[Stored records]
-------------------------
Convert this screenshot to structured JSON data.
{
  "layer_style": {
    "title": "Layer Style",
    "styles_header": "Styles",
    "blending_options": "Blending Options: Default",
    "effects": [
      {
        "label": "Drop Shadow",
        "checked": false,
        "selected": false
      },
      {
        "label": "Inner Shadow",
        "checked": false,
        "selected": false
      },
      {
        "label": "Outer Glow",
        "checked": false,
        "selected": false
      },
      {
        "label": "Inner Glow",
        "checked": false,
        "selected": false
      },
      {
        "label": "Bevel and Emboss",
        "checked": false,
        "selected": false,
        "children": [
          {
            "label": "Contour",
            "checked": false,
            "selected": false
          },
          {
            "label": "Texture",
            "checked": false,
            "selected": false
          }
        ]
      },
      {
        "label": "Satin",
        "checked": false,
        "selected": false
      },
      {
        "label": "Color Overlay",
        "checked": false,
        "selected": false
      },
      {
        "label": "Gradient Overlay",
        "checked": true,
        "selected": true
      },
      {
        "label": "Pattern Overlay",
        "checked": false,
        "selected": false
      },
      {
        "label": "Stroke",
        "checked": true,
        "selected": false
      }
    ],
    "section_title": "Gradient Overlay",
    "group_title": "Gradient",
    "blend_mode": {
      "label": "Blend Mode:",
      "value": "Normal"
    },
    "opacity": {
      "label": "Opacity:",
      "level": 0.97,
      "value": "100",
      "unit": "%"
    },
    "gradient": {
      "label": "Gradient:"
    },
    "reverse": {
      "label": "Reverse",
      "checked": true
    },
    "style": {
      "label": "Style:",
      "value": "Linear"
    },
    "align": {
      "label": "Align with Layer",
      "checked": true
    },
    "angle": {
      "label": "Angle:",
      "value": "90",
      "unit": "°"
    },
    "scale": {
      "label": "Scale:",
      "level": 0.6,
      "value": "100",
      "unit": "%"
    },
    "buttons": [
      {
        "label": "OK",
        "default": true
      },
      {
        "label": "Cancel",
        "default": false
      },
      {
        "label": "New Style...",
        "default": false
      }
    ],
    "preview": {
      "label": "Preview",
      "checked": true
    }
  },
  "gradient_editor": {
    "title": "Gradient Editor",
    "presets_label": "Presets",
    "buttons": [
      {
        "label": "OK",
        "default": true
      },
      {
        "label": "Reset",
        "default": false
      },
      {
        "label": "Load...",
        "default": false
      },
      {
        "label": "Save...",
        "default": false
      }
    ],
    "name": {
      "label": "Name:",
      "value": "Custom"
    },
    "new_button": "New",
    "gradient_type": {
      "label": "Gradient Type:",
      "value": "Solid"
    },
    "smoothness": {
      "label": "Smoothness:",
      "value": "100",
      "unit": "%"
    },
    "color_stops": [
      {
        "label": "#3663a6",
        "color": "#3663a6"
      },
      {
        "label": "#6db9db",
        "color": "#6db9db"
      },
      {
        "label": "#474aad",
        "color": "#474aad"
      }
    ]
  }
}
-------------------------
Look through the entries above. Extract each line with the word "value".

Final answer:
      "value": "Normal"
      "value": "100",
      "value": "Linear"
      "value": "90",
      "value": "100",
      "value": "Custom"
      "value": "Solid"
      "value": "100",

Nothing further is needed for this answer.